• Aim of the task
Reproduce verbatim the lines from the first line of the rows through the line that contains "paragraph-2-text-end: the book", including both.

+++ Input rows +++

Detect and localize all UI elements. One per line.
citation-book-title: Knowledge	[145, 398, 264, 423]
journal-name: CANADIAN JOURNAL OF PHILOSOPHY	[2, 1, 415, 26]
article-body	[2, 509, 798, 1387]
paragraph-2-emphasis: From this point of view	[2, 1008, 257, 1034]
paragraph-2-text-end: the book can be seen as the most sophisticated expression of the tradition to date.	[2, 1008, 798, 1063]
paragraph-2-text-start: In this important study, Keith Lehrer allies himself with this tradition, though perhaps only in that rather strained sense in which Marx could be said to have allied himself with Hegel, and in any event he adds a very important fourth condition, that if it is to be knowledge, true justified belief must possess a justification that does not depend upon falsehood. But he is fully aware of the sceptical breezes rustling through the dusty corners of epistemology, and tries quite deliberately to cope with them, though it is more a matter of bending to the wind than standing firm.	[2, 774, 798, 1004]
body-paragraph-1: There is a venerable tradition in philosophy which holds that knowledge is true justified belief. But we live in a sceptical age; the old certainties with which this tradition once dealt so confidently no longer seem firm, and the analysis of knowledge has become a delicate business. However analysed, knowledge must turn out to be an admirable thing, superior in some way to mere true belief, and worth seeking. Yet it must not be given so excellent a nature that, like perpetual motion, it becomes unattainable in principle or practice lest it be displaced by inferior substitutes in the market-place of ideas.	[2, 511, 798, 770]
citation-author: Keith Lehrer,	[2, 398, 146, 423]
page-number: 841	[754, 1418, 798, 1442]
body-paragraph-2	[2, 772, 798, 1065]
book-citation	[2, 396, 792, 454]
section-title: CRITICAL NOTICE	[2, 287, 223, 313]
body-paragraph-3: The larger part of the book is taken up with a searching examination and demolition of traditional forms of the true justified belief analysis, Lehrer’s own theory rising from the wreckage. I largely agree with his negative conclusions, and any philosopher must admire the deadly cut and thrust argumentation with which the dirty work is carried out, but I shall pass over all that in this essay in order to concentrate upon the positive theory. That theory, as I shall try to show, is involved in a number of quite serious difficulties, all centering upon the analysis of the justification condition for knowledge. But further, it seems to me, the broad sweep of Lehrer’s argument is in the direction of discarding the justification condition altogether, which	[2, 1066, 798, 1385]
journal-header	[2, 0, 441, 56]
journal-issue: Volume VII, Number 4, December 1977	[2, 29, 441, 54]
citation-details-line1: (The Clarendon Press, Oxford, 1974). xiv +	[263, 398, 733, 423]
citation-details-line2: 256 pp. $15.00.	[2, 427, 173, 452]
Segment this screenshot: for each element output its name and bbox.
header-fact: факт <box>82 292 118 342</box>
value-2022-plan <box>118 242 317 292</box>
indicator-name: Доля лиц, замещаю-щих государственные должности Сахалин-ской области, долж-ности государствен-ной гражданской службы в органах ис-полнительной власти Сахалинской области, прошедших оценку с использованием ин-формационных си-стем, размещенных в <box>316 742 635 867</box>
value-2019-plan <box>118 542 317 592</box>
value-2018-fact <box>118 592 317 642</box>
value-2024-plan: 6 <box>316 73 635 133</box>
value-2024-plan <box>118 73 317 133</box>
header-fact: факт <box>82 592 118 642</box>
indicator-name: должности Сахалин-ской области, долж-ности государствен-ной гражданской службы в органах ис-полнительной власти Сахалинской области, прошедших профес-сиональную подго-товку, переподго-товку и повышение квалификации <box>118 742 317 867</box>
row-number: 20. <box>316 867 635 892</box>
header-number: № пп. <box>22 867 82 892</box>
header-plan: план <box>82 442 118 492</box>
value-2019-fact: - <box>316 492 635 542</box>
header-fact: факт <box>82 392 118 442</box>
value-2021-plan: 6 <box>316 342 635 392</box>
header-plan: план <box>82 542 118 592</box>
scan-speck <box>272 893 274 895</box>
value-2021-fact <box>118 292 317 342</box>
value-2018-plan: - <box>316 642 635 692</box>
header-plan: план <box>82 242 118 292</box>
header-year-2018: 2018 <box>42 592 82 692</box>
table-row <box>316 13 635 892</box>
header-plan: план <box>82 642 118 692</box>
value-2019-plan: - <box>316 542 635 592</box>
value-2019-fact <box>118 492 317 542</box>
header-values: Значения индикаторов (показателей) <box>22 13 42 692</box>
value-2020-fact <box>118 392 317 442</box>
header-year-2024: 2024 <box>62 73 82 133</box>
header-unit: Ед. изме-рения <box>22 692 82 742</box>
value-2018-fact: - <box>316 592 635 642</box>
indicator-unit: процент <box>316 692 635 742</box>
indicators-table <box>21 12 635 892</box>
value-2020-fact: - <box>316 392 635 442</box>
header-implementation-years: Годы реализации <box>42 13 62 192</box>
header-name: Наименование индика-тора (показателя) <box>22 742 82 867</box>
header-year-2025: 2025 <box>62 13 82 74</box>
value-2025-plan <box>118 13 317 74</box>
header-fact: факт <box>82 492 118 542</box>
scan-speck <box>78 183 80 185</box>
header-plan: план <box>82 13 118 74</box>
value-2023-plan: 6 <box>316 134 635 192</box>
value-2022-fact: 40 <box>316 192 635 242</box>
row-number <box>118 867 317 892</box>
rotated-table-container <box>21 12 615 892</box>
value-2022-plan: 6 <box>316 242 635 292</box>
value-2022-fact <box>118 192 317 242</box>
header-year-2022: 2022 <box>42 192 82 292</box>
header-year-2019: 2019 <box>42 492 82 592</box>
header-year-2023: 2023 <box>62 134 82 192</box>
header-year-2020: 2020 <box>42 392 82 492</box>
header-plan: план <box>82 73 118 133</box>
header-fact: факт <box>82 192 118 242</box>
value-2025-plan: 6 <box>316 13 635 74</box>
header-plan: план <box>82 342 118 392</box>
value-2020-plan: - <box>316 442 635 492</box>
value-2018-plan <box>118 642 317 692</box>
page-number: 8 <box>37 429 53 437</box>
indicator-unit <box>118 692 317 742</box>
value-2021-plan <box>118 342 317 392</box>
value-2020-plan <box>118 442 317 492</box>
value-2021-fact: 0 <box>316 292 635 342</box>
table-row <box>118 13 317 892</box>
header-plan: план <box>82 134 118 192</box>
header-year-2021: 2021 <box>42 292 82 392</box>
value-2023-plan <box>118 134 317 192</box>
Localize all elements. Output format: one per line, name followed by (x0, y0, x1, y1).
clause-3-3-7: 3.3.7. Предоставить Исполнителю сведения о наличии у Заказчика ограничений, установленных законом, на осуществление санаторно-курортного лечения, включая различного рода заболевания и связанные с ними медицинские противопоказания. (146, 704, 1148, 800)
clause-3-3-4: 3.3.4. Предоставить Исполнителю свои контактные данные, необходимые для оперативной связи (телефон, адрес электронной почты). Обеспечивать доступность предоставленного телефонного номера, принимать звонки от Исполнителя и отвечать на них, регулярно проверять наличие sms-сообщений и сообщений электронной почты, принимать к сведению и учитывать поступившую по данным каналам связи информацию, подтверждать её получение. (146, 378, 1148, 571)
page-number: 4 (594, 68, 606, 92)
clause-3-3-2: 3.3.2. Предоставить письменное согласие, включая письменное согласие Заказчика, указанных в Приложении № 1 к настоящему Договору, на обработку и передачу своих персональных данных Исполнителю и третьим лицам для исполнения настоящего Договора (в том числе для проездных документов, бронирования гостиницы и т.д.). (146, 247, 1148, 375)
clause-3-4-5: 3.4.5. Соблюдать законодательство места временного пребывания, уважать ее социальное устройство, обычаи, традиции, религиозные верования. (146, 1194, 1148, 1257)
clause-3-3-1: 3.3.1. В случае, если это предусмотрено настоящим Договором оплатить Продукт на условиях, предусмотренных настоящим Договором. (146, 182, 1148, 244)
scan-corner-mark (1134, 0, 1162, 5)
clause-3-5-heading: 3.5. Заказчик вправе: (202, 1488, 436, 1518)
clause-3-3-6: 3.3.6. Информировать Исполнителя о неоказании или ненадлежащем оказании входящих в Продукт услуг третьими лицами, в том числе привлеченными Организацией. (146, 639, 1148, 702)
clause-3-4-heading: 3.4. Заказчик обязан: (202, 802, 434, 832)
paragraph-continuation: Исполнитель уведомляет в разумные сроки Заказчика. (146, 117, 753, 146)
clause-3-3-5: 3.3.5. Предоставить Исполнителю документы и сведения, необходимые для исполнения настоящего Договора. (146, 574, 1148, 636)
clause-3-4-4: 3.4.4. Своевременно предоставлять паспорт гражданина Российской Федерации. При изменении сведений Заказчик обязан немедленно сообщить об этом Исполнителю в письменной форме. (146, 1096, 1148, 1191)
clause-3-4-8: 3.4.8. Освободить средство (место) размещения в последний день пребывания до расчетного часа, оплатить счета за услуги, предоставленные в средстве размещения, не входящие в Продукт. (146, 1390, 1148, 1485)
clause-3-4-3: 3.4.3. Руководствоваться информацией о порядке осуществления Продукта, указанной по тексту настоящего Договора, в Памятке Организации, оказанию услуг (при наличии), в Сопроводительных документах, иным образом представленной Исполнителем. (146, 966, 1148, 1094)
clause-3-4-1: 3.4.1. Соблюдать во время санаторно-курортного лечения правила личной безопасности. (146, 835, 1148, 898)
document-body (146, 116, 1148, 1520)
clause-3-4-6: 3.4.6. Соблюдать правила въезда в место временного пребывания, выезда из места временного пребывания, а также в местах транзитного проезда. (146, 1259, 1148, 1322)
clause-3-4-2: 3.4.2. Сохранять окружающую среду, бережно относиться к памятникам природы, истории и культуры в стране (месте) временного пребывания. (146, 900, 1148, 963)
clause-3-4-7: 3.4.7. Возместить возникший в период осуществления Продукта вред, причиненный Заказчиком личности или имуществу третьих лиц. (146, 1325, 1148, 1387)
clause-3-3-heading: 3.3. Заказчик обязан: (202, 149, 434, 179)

+++

• Exercise output
Detect and localize all UI elements. One per line.
citation-book-title: Knowledge	[145, 398, 264, 423]
journal-name: CANADIAN JOURNAL OF PHILOSOPHY	[2, 1, 415, 26]
article-body	[2, 509, 798, 1387]
paragraph-2-emphasis: From this point of view	[2, 1008, 257, 1034]
paragraph-2-text-end: the book can be seen as the most sophisticated expression of the tradition to date.	[2, 1008, 798, 1063]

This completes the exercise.